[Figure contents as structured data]
•••••

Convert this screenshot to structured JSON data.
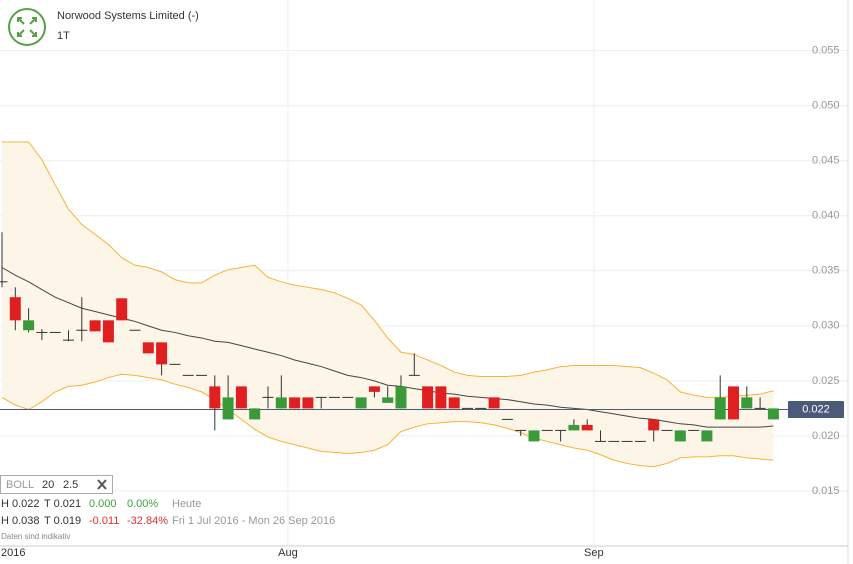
{
  "header": {
    "title": "Norwood Systems Limited (-)",
    "period": "1T"
  },
  "indicator": {
    "name": "BOLL",
    "period": 20,
    "width": 2.5
  },
  "stats": [
    {
      "high": "H 0.022",
      "low": "T 0.021",
      "change": "0.000",
      "change_pct": "0.00%",
      "range": "Heute"
    },
    {
      "high": "H 0.038",
      "low": "T 0.019",
      "change": "-0.011",
      "change_pct": "-32.84%",
      "range": "Fri 1 Jul 2016 - Mon 26 Sep 2016"
    }
  ],
  "disclaimer": "Daten sind indikativ",
  "chart_data": {
    "type": "candlestick",
    "categories": [
      "2016",
      null,
      null,
      null,
      null,
      null,
      null,
      null,
      null,
      null,
      null,
      null,
      null,
      null,
      null,
      null,
      null,
      null,
      null,
      null,
      null,
      null,
      "Aug",
      null,
      null,
      null,
      null,
      null,
      null,
      null,
      null,
      null,
      null,
      null,
      null,
      null,
      null,
      null,
      null,
      null,
      null,
      null,
      null,
      null,
      null,
      "Sep",
      null,
      null,
      null,
      null,
      null,
      null,
      null,
      null,
      null,
      null,
      null,
      null,
      null
    ],
    "open": [
      0.034,
      0.0326,
      0.0296,
      0.0294,
      0.0294,
      0.0287,
      0.0296,
      0.0305,
      0.0305,
      0.0325,
      0.0296,
      0.0285,
      0.0285,
      0.0265,
      0.0255,
      0.0255,
      0.0245,
      0.0215,
      0.0245,
      0.0215,
      0.0235,
      0.0225,
      0.0235,
      0.0235,
      0.0235,
      0.0235,
      0.0235,
      0.0225,
      0.0245,
      0.023,
      0.0225,
      0.0255,
      0.0245,
      0.0245,
      0.0235,
      0.0225,
      0.0225,
      0.0235,
      0.0215,
      0.0205,
      0.0195,
      0.0205,
      0.0205,
      0.0205,
      0.021,
      0.0195,
      0.0195,
      0.0195,
      0.0195,
      0.0215,
      0.0205,
      0.0195,
      0.0205,
      0.0195,
      0.0215,
      0.0245,
      0.0225,
      0.0225,
      0.0215
    ],
    "high": [
      0.0385,
      0.0335,
      0.0316,
      0.0297,
      0.0294,
      0.0296,
      0.0326,
      0.0305,
      0.0305,
      0.0325,
      0.0296,
      0.0285,
      0.0285,
      0.0265,
      0.0255,
      0.0255,
      0.0255,
      0.0255,
      0.0245,
      0.0225,
      0.0245,
      0.0255,
      0.0235,
      0.0235,
      0.0235,
      0.0235,
      0.0235,
      0.0235,
      0.0245,
      0.0245,
      0.0255,
      0.0275,
      0.0245,
      0.0245,
      0.0235,
      0.0225,
      0.0225,
      0.0235,
      0.0215,
      0.0205,
      0.0205,
      0.0205,
      0.0205,
      0.0215,
      0.0215,
      0.0205,
      0.0195,
      0.0195,
      0.0195,
      0.0215,
      0.0205,
      0.0205,
      0.0205,
      0.0205,
      0.0255,
      0.0245,
      0.0245,
      0.0235,
      0.0225
    ],
    "low": [
      0.0335,
      0.0296,
      0.0294,
      0.0287,
      0.0294,
      0.0286,
      0.0286,
      0.0295,
      0.0285,
      0.0305,
      0.0296,
      0.0275,
      0.0255,
      0.0265,
      0.0255,
      0.0255,
      0.0205,
      0.0215,
      0.0225,
      0.0215,
      0.0225,
      0.0225,
      0.0225,
      0.0225,
      0.0225,
      0.0235,
      0.0235,
      0.0225,
      0.0235,
      0.023,
      0.0225,
      0.0255,
      0.0225,
      0.0225,
      0.0225,
      0.0225,
      0.0225,
      0.0225,
      0.0215,
      0.02,
      0.0195,
      0.0205,
      0.0195,
      0.0205,
      0.0205,
      0.0195,
      0.0195,
      0.0195,
      0.0195,
      0.0195,
      0.0205,
      0.0195,
      0.0205,
      0.0195,
      0.0215,
      0.0215,
      0.0225,
      0.0225,
      0.0215
    ],
    "close": [
      0.034,
      0.0305,
      0.0305,
      0.0294,
      0.0294,
      0.0287,
      0.0296,
      0.0295,
      0.0285,
      0.0305,
      0.0296,
      0.0275,
      0.0265,
      0.0265,
      0.0255,
      0.0255,
      0.0225,
      0.0235,
      0.0225,
      0.0225,
      0.0235,
      0.0235,
      0.0225,
      0.0225,
      0.0235,
      0.0235,
      0.0235,
      0.0235,
      0.024,
      0.0235,
      0.0245,
      0.0255,
      0.0225,
      0.0225,
      0.0225,
      0.0225,
      0.0225,
      0.0225,
      0.0215,
      0.0205,
      0.0205,
      0.0205,
      0.0205,
      0.021,
      0.0205,
      0.0195,
      0.0195,
      0.0195,
      0.0195,
      0.0205,
      0.0205,
      0.0205,
      0.0205,
      0.0205,
      0.0235,
      0.0215,
      0.0235,
      0.0225,
      0.0225
    ],
    "up_color": "#3a9a3a",
    "down_color": "#e02020",
    "flat_color": "#333333",
    "bollinger": {
      "upper": [
        0.0467,
        0.0467,
        0.0467,
        0.0451,
        0.0428,
        0.0406,
        0.0392,
        0.0383,
        0.0374,
        0.0362,
        0.0355,
        0.0353,
        0.0349,
        0.0342,
        0.0339,
        0.0339,
        0.0346,
        0.0351,
        0.0353,
        0.0355,
        0.0344,
        0.034,
        0.0337,
        0.0335,
        0.0333,
        0.033,
        0.0325,
        0.0319,
        0.0305,
        0.0289,
        0.0276,
        0.0274,
        0.0269,
        0.0264,
        0.0258,
        0.0255,
        0.0254,
        0.0254,
        0.0254,
        0.0255,
        0.0258,
        0.026,
        0.0263,
        0.0264,
        0.0264,
        0.0264,
        0.0264,
        0.0263,
        0.0262,
        0.0257,
        0.0251,
        0.024,
        0.0237,
        0.0235,
        0.0235,
        0.0236,
        0.0237,
        0.0238,
        0.0241
      ],
      "middle": [
        0.0353,
        0.0346,
        0.034,
        0.0333,
        0.0326,
        0.0321,
        0.0316,
        0.0313,
        0.031,
        0.0307,
        0.0304,
        0.03,
        0.0296,
        0.0294,
        0.0291,
        0.0289,
        0.0286,
        0.0285,
        0.0282,
        0.0279,
        0.0276,
        0.0273,
        0.0269,
        0.0266,
        0.0263,
        0.0259,
        0.0255,
        0.0253,
        0.025,
        0.0246,
        0.0245,
        0.0243,
        0.0241,
        0.0239,
        0.0238,
        0.0236,
        0.0235,
        0.0234,
        0.0233,
        0.0231,
        0.0229,
        0.0228,
        0.0226,
        0.0225,
        0.0224,
        0.0222,
        0.022,
        0.0218,
        0.0216,
        0.0215,
        0.0213,
        0.0211,
        0.021,
        0.0208,
        0.0208,
        0.0208,
        0.0208,
        0.0208,
        0.0209
      ],
      "lower": [
        0.0235,
        0.0228,
        0.0224,
        0.0231,
        0.024,
        0.0245,
        0.0246,
        0.0249,
        0.0253,
        0.0256,
        0.0255,
        0.0253,
        0.0251,
        0.0247,
        0.0244,
        0.024,
        0.0233,
        0.0224,
        0.0215,
        0.0206,
        0.0199,
        0.0195,
        0.0192,
        0.0189,
        0.0186,
        0.0185,
        0.0184,
        0.0185,
        0.0187,
        0.0192,
        0.0204,
        0.0208,
        0.0211,
        0.0212,
        0.0213,
        0.0213,
        0.0212,
        0.021,
        0.0207,
        0.0203,
        0.0198,
        0.0195,
        0.0192,
        0.0189,
        0.0187,
        0.0183,
        0.0178,
        0.0175,
        0.0173,
        0.0172,
        0.0175,
        0.018,
        0.0181,
        0.0181,
        0.0182,
        0.0182,
        0.018,
        0.0179,
        0.0178
      ],
      "band_color": "#f5b335",
      "middle_color": "#444444",
      "fill_color": "#fdf5e8"
    },
    "last_price": {
      "value": 0.0224,
      "label": "0.022",
      "color": "#4a5a78"
    },
    "ylim": [
      0.01,
      0.0596
    ],
    "yticks": [
      0.015,
      {
        "value": 0.02,
        "label": "0.020"
      },
      0.025,
      {
        "value": 0.03,
        "label": "0.030"
      },
      0.035,
      {
        "value": 0.04,
        "label": "0.040"
      },
      0.045,
      {
        "value": 0.05,
        "label": "0.050"
      },
      0.055
    ],
    "grid": true
  }
}
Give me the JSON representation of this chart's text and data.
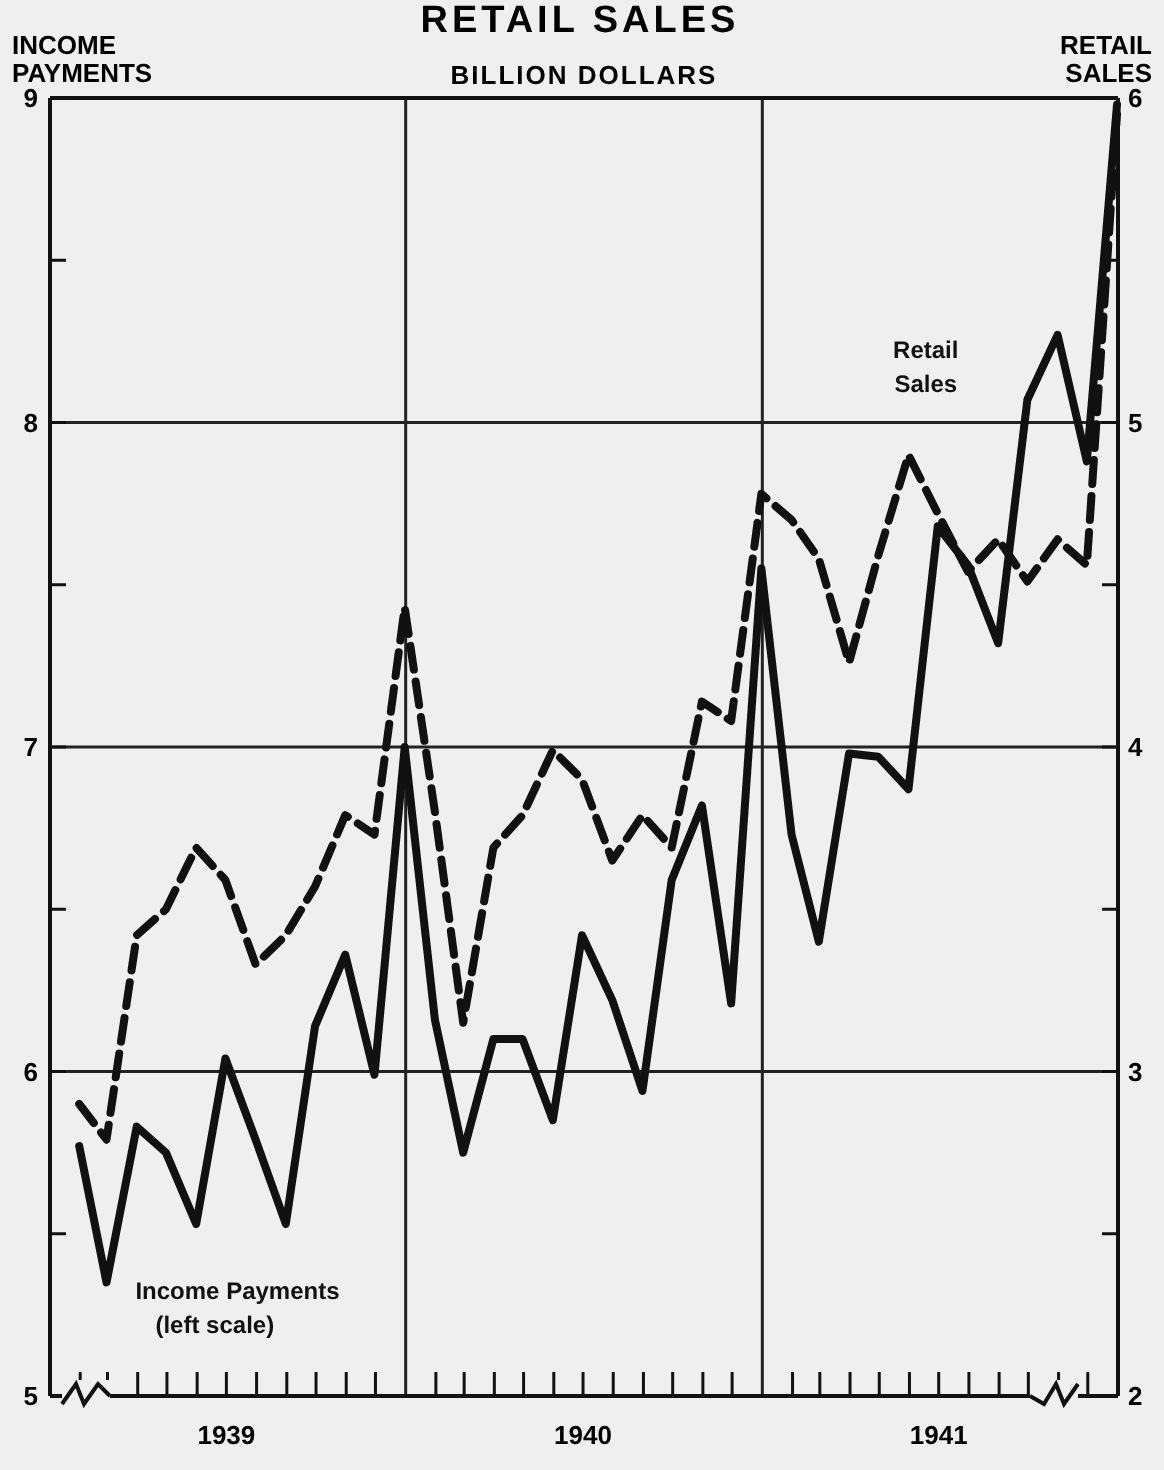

•••••

> WHAT YOU ARE ASKED TO DO
How many lines of the records contain the string "this"? Respond with the number alone.

> ANSWER FOR THE TASK
2